--- START Listing ---
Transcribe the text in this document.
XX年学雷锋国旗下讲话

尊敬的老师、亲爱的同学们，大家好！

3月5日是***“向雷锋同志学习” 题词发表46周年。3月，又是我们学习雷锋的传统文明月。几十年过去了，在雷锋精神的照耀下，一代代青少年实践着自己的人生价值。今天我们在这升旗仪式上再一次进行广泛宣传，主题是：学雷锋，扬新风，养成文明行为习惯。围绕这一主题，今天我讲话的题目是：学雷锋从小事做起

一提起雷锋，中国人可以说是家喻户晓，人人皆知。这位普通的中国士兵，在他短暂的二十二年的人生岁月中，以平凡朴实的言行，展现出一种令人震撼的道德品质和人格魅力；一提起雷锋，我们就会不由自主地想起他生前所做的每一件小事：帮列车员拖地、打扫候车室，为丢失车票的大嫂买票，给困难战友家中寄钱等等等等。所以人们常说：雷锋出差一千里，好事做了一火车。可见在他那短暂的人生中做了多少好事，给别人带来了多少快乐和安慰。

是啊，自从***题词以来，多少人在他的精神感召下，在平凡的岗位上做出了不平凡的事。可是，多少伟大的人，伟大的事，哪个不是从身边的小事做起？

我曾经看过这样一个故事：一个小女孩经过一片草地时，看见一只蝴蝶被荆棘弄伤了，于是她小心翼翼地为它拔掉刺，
--- END Listing ---
→ **Exercise description**
Provide all the records again, word for word.

→ **Answer for this exercise**
Transcribe the text in this document.
XX年学雷锋国旗下讲话

尊敬的老师、亲爱的同学们，大家好！

3月5日是***“向雷锋同志学习” 题词发表46周年。3月，又是我们学习雷锋的传统文明月。几十年过去了，在雷锋精神的照耀下，一代代青少年实践着自己的人生价值。今天我们在这升旗仪式上再一次进行广泛宣传，主题是：学雷锋，扬新风，养成文明行为习惯。围绕这一主题，今天我讲话的题目是：学雷锋从小事做起

一提起雷锋，中国人可以说是家喻户晓，人人皆知。这位普通的中国士兵，在他短暂的二十二年的人生岁月中，以平凡朴实的言行，展现出一种令人震撼的道德品质和人格魅力；一提起雷锋，我们就会不由自主地想起他生前所做的每一件小事：帮列车员拖地、打扫候车室，为丢失车票的大嫂买票，给困难战友家中寄钱等等等等。所以人们常说：雷锋出差一千里，好事做了一火车。可见在他那短暂的人生中做了多少好事，给别人带来了多少快乐和安慰。

是啊，自从***题词以来，多少人在他的精神感召下，在平凡的岗位上做出了不平凡的事。可是，多少伟大的人，伟大的事，哪个不是从身边的小事做起？

我曾经看过这样一个故事：一个小女孩经过一片草地时，看见一只蝴蝶被荆棘弄伤了，于是她小心翼翼地为它拔掉刺，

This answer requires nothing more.